What you have to do:
Give the entries again, word for word.

————————

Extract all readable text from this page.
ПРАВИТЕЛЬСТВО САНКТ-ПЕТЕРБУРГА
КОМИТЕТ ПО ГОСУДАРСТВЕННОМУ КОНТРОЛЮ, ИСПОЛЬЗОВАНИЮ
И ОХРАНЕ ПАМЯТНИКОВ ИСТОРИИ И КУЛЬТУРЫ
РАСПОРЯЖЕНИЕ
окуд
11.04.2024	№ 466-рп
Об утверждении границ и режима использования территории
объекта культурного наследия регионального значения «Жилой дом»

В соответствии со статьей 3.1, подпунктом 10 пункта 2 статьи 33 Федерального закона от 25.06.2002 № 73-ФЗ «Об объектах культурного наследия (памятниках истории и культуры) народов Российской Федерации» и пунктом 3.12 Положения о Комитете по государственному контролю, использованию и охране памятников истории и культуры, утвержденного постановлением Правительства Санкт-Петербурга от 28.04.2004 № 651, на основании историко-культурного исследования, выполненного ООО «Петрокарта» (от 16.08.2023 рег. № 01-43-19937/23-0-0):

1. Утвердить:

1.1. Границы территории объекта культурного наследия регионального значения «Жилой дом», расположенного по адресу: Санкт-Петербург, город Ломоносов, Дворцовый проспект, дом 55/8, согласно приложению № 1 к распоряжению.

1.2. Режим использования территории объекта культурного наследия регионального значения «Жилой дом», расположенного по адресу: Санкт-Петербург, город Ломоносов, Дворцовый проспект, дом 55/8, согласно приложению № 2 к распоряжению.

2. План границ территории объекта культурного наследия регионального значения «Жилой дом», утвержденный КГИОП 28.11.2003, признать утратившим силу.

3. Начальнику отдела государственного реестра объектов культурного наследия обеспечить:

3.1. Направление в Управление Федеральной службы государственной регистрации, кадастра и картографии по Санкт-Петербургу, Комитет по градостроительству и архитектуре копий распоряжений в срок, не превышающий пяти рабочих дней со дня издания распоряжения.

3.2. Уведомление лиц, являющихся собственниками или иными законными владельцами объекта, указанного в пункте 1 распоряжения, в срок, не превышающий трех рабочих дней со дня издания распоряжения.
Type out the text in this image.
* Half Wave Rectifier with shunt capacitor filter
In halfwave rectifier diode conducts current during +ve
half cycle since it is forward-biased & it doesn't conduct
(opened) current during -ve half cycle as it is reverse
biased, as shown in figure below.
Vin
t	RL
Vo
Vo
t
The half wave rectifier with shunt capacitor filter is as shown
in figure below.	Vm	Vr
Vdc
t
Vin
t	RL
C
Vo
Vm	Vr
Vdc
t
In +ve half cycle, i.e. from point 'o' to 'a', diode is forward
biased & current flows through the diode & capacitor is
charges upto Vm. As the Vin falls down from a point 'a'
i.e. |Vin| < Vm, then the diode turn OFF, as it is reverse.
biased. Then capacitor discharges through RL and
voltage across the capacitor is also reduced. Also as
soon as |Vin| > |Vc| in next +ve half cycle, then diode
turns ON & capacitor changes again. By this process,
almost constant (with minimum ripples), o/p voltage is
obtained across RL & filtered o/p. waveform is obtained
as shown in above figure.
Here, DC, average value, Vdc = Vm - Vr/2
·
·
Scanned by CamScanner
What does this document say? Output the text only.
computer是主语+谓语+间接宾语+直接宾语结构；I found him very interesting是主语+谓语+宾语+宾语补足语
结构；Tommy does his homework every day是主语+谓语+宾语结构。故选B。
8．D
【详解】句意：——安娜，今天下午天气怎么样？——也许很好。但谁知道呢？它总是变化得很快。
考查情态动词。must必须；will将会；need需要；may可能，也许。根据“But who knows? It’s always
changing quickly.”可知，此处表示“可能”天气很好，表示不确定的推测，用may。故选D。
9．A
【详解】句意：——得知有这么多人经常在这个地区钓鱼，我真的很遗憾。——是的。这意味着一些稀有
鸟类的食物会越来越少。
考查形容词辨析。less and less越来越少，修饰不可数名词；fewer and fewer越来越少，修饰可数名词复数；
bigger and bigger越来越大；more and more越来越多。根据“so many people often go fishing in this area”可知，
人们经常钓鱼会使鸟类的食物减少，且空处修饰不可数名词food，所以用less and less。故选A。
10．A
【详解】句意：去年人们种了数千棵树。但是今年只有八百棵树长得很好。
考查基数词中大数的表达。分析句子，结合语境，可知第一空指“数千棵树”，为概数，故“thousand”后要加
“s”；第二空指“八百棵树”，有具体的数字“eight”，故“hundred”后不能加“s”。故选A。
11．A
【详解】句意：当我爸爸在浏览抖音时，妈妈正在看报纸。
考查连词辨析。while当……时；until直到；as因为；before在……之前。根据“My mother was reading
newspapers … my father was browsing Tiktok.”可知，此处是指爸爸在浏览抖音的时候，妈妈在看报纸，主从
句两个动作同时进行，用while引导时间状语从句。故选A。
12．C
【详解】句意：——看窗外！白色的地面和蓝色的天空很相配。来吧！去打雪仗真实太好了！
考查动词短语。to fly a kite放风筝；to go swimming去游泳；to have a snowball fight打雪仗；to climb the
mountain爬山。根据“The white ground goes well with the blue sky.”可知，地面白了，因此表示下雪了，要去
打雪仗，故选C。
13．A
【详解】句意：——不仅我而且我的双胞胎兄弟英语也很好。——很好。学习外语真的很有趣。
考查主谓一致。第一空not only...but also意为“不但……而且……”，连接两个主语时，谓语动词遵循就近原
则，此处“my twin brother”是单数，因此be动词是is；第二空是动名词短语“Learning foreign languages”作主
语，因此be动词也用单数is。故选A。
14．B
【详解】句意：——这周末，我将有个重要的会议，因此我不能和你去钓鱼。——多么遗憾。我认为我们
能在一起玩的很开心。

————————

Result:
Extract all readable text from this page.
ПРАВИТЕЛЬСТВО САНКТ-ПЕТЕРБУРГА
КОМИТЕТ ПО ГОСУДАРСТВЕННОМУ КОНТРОЛЮ, ИСПОЛЬЗОВАНИЮ
И ОХРАНЕ ПАМЯТНИКОВ ИСТОРИИ И КУЛЬТУРЫ
РАСПОРЯЖЕНИЕ
окуд
11.04.2024	№ 466-рп
Об утверждении границ и режима использования территории
объекта культурного наследия регионального значения «Жилой дом»

В соответствии со статьей 3.1, подпунктом 10 пункта 2 статьи 33 Федерального закона от 25.06.2002 № 73-ФЗ «Об объектах культурного наследия (памятниках истории и культуры) народов Российской Федерации» и пунктом 3.12 Положения о Комитете по государственному контролю, использованию и охране памятников истории и культуры, утвержденного постановлением Правительства Санкт-Петербурга от 28.04.2004 № 651, на основании историко-культурного исследования, выполненного ООО «Петрокарта» (от 16.08.2023 рег. № 01-43-19937/23-0-0):

1. Утвердить:

1.1. Границы территории объекта культурного наследия регионального значения «Жилой дом», расположенного по адресу: Санкт-Петербург, город Ломоносов, Дворцовый проспект, дом 55/8, согласно приложению № 1 к распоряжению.

1.2. Режим использования территории объекта культурного наследия регионального значения «Жилой дом», расположенного по адресу: Санкт-Петербург, город Ломоносов, Дворцовый проспект, дом 55/8, согласно приложению № 2 к распоряжению.

2. План границ территории объекта культурного наследия регионального значения «Жилой дом», утвержденный КГИОП 28.11.2003, признать утратившим силу.

3. Начальнику отдела государственного реестра объектов культурного наследия обеспечить:

3.1. Направление в Управление Федеральной службы государственной регистрации, кадастра и картографии по Санкт-Петербургу, Комитет по градостроительству и архитектуре копий распоряжений в срок, не превышающий пяти рабочих дней со дня издания распоряжения.

3.2. Уведомление лиц, являющихся собственниками или иными законными владельцами объекта, указанного в пункте 1 распоряжения, в срок, не превышающий трех рабочих дней со дня издания распоряжения.
Type out the text in this image.
* Half Wave Rectifier with shunt capacitor filter
In halfwave rectifier diode conducts current during +ve
half cycle since it is forward-biased & it doesn't conduct
(opened) current during -ve half cycle as it is reverse
biased, as shown in figure below.
Vin
t	RL
Vo
Vo
t
The half wave rectifier with shunt capacitor filter is as shown
in figure below.	Vm	Vr
Vdc
t
Vin
t	RL
C
Vo
Vm	Vr
Vdc
t
In +ve half cycle, i.e. from point 'o' to 'a', diode is forward
biased & current flows through the diode & capacitor is
charges upto Vm. As the Vin falls down from a point 'a'
i.e. |Vin| < Vm, then the diode turn OFF, as it is reverse.
biased. Then capacitor discharges through RL and
voltage across the capacitor is also reduced. Also as
soon as |Vin| > |Vc| in next +ve half cycle, then diode
turns ON & capacitor changes again. By this process,
almost constant (with minimum ripples), o/p voltage is
obtained across RL & filtered o/p. waveform is obtained
as shown in above figure.
Here, DC, average value, Vdc = Vm - Vr/2
·
·
Scanned by CamScanner
What does this document say? Output the text only.
computer是主语+谓语+间接宾语+直接宾语结构；I found him very interesting是主语+谓语+宾语+宾语补足语
结构；Tommy does his homework every day是主语+谓语+宾语结构。故选B。
8．D
【详解】句意：——安娜，今天下午天气怎么样？——也许很好。但谁知道呢？它总是变化得很快。
考查情态动词。must必须；will将会；need需要；may可能，也许。根据“But who knows? It’s always
changing quickly.”可知，此处表示“可能”天气很好，表示不确定的推测，用may。故选D。
9．A
【详解】句意：——得知有这么多人经常在这个地区钓鱼，我真的很遗憾。——是的。这意味着一些稀有
鸟类的食物会越来越少。
考查形容词辨析。less and less越来越少，修饰不可数名词；fewer and fewer越来越少，修饰可数名词复数；
bigger and bigger越来越大；more and more越来越多。根据“so many people often go fishing in this area”可知，
人们经常钓鱼会使鸟类的食物减少，且空处修饰不可数名词food，所以用less and less。故选A。
10．A
【详解】句意：去年人们种了数千棵树。但是今年只有八百棵树长得很好。
考查基数词中大数的表达。分析句子，结合语境，可知第一空指“数千棵树”，为概数，故“thousand”后要加
“s”；第二空指“八百棵树”，有具体的数字“eight”，故“hundred”后不能加“s”。故选A。
11．A
【详解】句意：当我爸爸在浏览抖音时，妈妈正在看报纸。
考查连词辨析。while当……时；until直到；as因为；before在……之前。根据“My mother was reading
newspapers … my father was browsing Tiktok.”可知，此处是指爸爸在浏览抖音的时候，妈妈在看报纸，主从
句两个动作同时进行，用while引导时间状语从句。故选A。
12．C
【详解】句意：——看窗外！白色的地面和蓝色的天空很相配。来吧！去打雪仗真实太好了！
考查动词短语。to fly a kite放风筝；to go swimming去游泳；to have a snowball fight打雪仗；to climb the
mountain爬山。根据“The white ground goes well with the blue sky.”可知，地面白了，因此表示下雪了，要去
打雪仗，故选C。
13．A
【详解】句意：——不仅我而且我的双胞胎兄弟英语也很好。——很好。学习外语真的很有趣。
考查主谓一致。第一空not only...but also意为“不但……而且……”，连接两个主语时，谓语动词遵循就近原
则，此处“my twin brother”是单数，因此be动词是is；第二空是动名词短语“Learning foreign languages”作主
语，因此be动词也用单数is。故选A。
14．B
【详解】句意：——这周末，我将有个重要的会议，因此我不能和你去钓鱼。——多么遗憾。我认为我们
能在一起玩的很开心。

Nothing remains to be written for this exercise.